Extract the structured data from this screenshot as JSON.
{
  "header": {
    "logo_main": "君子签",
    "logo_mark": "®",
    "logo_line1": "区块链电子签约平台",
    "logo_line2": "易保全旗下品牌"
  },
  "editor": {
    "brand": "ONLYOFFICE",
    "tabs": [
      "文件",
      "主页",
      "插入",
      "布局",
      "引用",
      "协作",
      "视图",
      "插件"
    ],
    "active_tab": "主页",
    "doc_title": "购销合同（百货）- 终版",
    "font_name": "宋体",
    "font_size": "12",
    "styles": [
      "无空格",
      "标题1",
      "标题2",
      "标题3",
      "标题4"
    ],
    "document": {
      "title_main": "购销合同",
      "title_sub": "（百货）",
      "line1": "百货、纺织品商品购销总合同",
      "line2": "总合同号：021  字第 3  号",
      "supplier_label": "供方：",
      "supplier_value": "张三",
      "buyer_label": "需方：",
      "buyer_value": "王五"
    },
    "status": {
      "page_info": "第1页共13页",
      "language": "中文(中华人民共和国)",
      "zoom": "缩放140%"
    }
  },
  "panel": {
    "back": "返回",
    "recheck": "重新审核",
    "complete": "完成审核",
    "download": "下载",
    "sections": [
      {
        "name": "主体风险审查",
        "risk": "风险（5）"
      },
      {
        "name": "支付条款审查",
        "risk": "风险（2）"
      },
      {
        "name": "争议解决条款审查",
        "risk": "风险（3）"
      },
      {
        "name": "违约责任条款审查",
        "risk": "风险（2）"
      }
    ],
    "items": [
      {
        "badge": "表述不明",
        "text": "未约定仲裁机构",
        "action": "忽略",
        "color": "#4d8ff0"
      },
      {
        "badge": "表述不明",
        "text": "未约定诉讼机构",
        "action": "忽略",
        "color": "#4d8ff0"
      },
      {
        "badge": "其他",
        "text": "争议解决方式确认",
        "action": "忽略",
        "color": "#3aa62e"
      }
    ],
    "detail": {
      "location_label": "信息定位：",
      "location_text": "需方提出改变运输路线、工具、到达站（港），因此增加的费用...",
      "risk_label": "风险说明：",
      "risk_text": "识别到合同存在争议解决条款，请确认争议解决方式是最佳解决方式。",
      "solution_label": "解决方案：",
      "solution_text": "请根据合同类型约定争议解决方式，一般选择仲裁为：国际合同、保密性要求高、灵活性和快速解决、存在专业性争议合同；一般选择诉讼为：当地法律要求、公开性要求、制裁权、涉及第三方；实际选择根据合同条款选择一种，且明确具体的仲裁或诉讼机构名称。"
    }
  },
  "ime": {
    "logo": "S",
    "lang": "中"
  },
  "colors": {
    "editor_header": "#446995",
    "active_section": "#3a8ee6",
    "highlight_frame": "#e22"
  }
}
──────────
- _WRITTEN EXERCISE_
Copy all of the data exactly.

- _EXERCISE OUTPUT_
Extract the structured data from this screenshot as JSON.
{
  "header": {
    "logo_main": "君子签",
    "logo_mark": "®",
    "logo_line1": "区块链电子签约平台",
    "logo_line2": "易保全旗下品牌"
  },
  "editor": {
    "brand": "ONLYOFFICE",
    "tabs": [
      "文件",
      "主页",
      "插入",
      "布局",
      "引用",
      "协作",
      "视图",
      "插件"
    ],
    "active_tab": "主页",
    "doc_title": "购销合同（百货）- 终版",
    "font_name": "宋体",
    "font_size": "12",
    "styles": [
      "无空格",
      "标题1",
      "标题2",
      "标题3",
      "标题4"
    ],
    "document": {
      "title_main": "购销合同",
      "title_sub": "（百货）",
      "line1": "百货、纺织品商品购销总合同",
      "line2": "总合同号：021  字第 3  号",
      "supplier_label": "供方：",
      "supplier_value": "张三",
      "buyer_label": "需方：",
      "buyer_value": "王五"
    },
    "status": {
      "page_info": "第1页共13页",
      "language": "中文(中华人民共和国)",
      "zoom": "缩放140%"
    }
  },
  "panel": {
    "back": "返回",
    "recheck": "重新审核",
    "complete": "完成审核",
    "download": "下载",
    "sections": [
      {
        "name": "主体风险审查",
        "risk": "风险（5）"
      },
      {
        "name": "支付条款审查",
        "risk": "风险（2）"
      },
      {
        "name": "争议解决条款审查",
        "risk": "风险（3）"
      },
      {
        "name": "违约责任条款审查",
        "risk": "风险（2）"
      }
    ],
    "items": [
      {
        "badge": "表述不明",
        "text": "未约定仲裁机构",
        "action": "忽略",
        "color": "#4d8ff0"
      },
      {
        "badge": "表述不明",
        "text": "未约定诉讼机构",
        "action": "忽略",
        "color": "#4d8ff0"
      },
      {
        "badge": "其他",
        "text": "争议解决方式确认",
        "action": "忽略",
        "color": "#3aa62e"
      }
    ],
    "detail": {
      "location_label": "信息定位：",
      "location_text": "需方提出改变运输路线、工具、到达站（港），因此增加的费用...",
      "risk_label": "风险说明：",
      "risk_text": "识别到合同存在争议解决条款，请确认争议解决方式是最佳解决方式。",
      "solution_label": "解决方案：",
      "solution_text": "请根据合同类型约定争议解决方式，一般选择仲裁为：国际合同、保密性要求高、灵活性和快速解决、存在专业性争议合同；一般选择诉讼为：当地法律要求、公开性要求、制裁权、涉及第三方；实际选择根据合同条款选择一种，且明确具体的仲裁或诉讼机构名称。"
    }
  },
  "ime": {
    "logo": "S",
    "lang": "中"
  },
  "colors": {
    "editor_header": "#446995",
    "active_section": "#3a8ee6",
    "highlight_frame": "#e22"
  }
}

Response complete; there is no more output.